§ Given exercise
Render every line in the rows below as a Markdown table with columns No and Entry, numbering each line and leaving out blank ones.

* BEGIN Entries shown *

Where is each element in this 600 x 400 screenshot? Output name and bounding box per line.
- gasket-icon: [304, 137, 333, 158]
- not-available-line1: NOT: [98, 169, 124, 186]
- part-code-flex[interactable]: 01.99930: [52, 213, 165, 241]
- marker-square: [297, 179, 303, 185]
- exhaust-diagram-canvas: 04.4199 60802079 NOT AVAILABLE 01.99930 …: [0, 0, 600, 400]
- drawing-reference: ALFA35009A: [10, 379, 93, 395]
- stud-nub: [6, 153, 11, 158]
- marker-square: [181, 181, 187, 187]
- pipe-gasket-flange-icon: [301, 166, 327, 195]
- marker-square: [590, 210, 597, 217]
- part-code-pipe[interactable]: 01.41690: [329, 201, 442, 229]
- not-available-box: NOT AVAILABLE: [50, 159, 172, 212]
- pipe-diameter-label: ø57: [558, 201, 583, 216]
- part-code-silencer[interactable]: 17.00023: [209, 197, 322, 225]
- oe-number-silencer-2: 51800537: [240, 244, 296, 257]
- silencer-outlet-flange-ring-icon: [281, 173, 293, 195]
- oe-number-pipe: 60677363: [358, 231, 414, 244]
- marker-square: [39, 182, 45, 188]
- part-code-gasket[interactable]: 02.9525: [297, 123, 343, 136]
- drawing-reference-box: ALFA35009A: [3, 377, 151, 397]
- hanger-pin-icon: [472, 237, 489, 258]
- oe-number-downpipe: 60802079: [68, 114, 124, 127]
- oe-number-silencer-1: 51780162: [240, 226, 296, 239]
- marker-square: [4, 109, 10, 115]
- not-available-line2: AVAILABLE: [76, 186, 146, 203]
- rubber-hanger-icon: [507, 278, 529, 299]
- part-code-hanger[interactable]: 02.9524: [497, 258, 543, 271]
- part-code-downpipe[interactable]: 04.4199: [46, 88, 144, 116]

* END Entries shown *

§ Answer to the problem
| No | Entry |
|---|---|
| 1 | Where is each element in this 600 x 400 screenshot? Output name and bounding box per line. |
| 2 | - gasket-icon: [304, 137, 333, 158] |
| 3 | - not-available-line1: NOT: [98, 169, 124, 186] |
| 4 | - part-code-flex[interactable]: 01.99930: [52, 213, 165, 241] |
| 5 | - marker-square: [297, 179, 303, 185] |
| 6 | - exhaust-diagram-canvas: 04.4199 60802079 NOT AVAILABLE 01.99930 …: [0, 0, 600, 400] |
| 7 | - drawing-reference: ALFA35009A: [10, 379, 93, 395] |
| 8 | - stud-nub: [6, 153, 11, 158] |
| 9 | - marker-square: [181, 181, 187, 187] |
| 10 | - pipe-gasket-flange-icon: [301, 166, 327, 195] |
| 11 | - marker-square: [590, 210, 597, 217] |
| 12 | - part-code-pipe[interactable]: 01.41690: [329, 201, 442, 229] |
| 13 | - not-available-box: NOT AVAILABLE: [50, 159, 172, 212] |
| 14 | - pipe-diameter-label: ø57: [558, 201, 583, 216] |
| 15 | - part-code-silencer[interactable]: 17.00023: [209, 197, 322, 225] |
| 16 | - oe-number-silencer-2: 51800537: [240, 244, 296, 257] |
| 17 | - silencer-outlet-flange-ring-icon: [281, 173, 293, 195] |
| 18 | - oe-number-pipe: 60677363: [358, 231, 414, 244] |
| 19 | - marker-square: [39, 182, 45, 188] |
| 20 | - part-code-gasket[interactable]: 02.9525: [297, 123, 343, 136] |
| 21 | - drawing-reference-box: ALFA35009A: [3, 377, 151, 397] |
| 22 | - hanger-pin-icon: [472, 237, 489, 258] |
| 23 | - oe-number-downpipe: 60802079: [68, 114, 124, 127] |
| 24 | - oe-number-silencer-1: 51780162: [240, 226, 296, 239] |
| 25 | - marker-square: [4, 109, 10, 115] |
| 26 | - not-available-line2: AVAILABLE: [76, 186, 146, 203] |
| 27 | - rubber-hanger-icon: [507, 278, 529, 299] |
| 28 | - part-code-hanger[interactable]: 02.9524: [497, 258, 543, 271] |
| 29 | - part-code-downpipe[interactable]: 04.4199: [46, 88, 144, 116] |